**Given problem:** Take the listing and print it in full, exactly as given.

**Task material:**
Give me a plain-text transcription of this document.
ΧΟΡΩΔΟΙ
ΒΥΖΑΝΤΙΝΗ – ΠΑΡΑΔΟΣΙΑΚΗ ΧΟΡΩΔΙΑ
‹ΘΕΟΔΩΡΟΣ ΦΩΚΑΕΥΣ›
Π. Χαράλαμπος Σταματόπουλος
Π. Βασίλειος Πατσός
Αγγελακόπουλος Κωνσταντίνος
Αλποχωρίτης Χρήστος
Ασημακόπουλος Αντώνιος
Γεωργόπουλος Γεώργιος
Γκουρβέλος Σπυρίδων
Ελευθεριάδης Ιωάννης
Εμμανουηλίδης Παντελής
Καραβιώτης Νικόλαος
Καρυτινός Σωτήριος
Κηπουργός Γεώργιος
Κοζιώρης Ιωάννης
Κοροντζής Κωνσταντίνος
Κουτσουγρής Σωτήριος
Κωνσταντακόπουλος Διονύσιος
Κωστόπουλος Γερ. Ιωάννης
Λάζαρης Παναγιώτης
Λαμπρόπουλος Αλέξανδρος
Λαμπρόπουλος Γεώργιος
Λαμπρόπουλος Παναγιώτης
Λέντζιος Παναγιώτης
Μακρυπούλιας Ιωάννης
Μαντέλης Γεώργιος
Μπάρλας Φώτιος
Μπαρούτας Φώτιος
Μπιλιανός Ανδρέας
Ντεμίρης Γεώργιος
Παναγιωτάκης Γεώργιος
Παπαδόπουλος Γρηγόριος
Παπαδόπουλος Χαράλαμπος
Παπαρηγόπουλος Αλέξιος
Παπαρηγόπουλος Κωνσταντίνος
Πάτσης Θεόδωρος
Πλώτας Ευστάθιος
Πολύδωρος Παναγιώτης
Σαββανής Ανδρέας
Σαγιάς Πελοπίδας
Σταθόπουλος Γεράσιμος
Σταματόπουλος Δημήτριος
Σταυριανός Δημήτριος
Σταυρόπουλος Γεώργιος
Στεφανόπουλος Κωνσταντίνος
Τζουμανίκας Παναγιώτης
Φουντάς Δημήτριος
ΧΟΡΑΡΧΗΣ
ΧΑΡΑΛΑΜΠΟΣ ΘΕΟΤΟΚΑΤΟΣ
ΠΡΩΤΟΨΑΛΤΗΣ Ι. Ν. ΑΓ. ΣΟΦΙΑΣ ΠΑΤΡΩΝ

**Exercise answer:**
Give me a plain-text transcription of this document.
ΧΟΡΩΔΟΙ
ΒΥΖΑΝΤΙΝΗ – ΠΑΡΑΔΟΣΙΑΚΗ ΧΟΡΩΔΙΑ
‹ΘΕΟΔΩΡΟΣ ΦΩΚΑΕΥΣ›
Π. Χαράλαμπος Σταματόπουλος
Π. Βασίλειος Πατσός
Αγγελακόπουλος Κωνσταντίνος
Αλποχωρίτης Χρήστος
Ασημακόπουλος Αντώνιος
Γεωργόπουλος Γεώργιος
Γκουρβέλος Σπυρίδων
Ελευθεριάδης Ιωάννης
Εμμανουηλίδης Παντελής
Καραβιώτης Νικόλαος
Καρυτινός Σωτήριος
Κηπουργός Γεώργιος
Κοζιώρης Ιωάννης
Κοροντζής Κωνσταντίνος
Κουτσουγρής Σωτήριος
Κωνσταντακόπουλος Διονύσιος
Κωστόπουλος Γερ. Ιωάννης
Λάζαρης Παναγιώτης
Λαμπρόπουλος Αλέξανδρος
Λαμπρόπουλος Γεώργιος
Λαμπρόπουλος Παναγιώτης
Λέντζιος Παναγιώτης
Μακρυπούλιας Ιωάννης
Μαντέλης Γεώργιος
Μπάρλας Φώτιος
Μπαρούτας Φώτιος
Μπιλιανός Ανδρέας
Ντεμίρης Γεώργιος
Παναγιωτάκης Γεώργιος
Παπαδόπουλος Γρηγόριος
Παπαδόπουλος Χαράλαμπος
Παπαρηγόπουλος Αλέξιος
Παπαρηγόπουλος Κωνσταντίνος
Πάτσης Θεόδωρος
Πλώτας Ευστάθιος
Πολύδωρος Παναγιώτης
Σαββανής Ανδρέας
Σαγιάς Πελοπίδας
Σταθόπουλος Γεράσιμος
Σταματόπουλος Δημήτριος
Σταυριανός Δημήτριος
Σταυρόπουλος Γεώργιος
Στεφανόπουλος Κωνσταντίνος
Τζουμανίκας Παναγιώτης
Φουντάς Δημήτριος
ΧΟΡΑΡΧΗΣ
ΧΑΡΑΛΑΜΠΟΣ ΘΕΟΤΟΚΑΤΟΣ
ΠΡΩΤΟΨΑΛΤΗΣ Ι. Ν. ΑΓ. ΣΟΦΙΑΣ ΠΑΤΡΩΝ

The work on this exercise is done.